Set exercise
Within the records below, find each line that holds the string "должностных", then copy it.

--- start of Exercise input ---

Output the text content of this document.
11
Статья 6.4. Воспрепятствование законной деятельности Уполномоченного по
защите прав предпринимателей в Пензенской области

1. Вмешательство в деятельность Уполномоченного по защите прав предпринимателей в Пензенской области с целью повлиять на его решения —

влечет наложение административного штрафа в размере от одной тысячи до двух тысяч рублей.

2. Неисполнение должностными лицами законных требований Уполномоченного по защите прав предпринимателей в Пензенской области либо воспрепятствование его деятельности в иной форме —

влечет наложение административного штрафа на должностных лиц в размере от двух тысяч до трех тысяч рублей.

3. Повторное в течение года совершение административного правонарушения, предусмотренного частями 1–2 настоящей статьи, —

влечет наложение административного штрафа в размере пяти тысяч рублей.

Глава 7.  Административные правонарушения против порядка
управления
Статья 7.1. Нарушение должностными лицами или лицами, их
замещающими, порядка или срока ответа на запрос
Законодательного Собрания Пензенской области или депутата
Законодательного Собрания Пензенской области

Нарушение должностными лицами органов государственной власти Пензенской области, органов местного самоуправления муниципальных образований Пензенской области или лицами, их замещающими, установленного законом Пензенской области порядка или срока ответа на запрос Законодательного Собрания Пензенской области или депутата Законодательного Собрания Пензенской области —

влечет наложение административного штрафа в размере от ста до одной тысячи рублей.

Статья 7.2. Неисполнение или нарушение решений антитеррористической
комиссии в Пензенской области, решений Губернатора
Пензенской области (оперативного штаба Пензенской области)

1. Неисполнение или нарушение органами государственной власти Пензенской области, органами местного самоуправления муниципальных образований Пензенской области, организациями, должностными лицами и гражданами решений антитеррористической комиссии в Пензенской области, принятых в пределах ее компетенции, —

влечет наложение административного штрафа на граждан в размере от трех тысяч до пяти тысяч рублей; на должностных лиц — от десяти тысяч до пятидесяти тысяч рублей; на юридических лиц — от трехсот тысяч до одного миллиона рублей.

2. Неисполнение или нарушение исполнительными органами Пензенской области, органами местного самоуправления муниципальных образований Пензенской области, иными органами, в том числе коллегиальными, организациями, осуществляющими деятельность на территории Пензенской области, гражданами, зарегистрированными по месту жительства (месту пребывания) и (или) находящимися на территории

--- end of Exercise input ---

Result below
влечет наложение административного штрафа на должностных лиц в размере от двух тысяч до трех тысяч рублей.
влечет наложение административного штрафа на граждан в размере от трех тысяч до пяти тысяч рублей; на должностных лиц — от десяти тысяч до пятидесяти тысяч рублей; на юридических лиц — от трехсот тысяч до одного миллиона рублей.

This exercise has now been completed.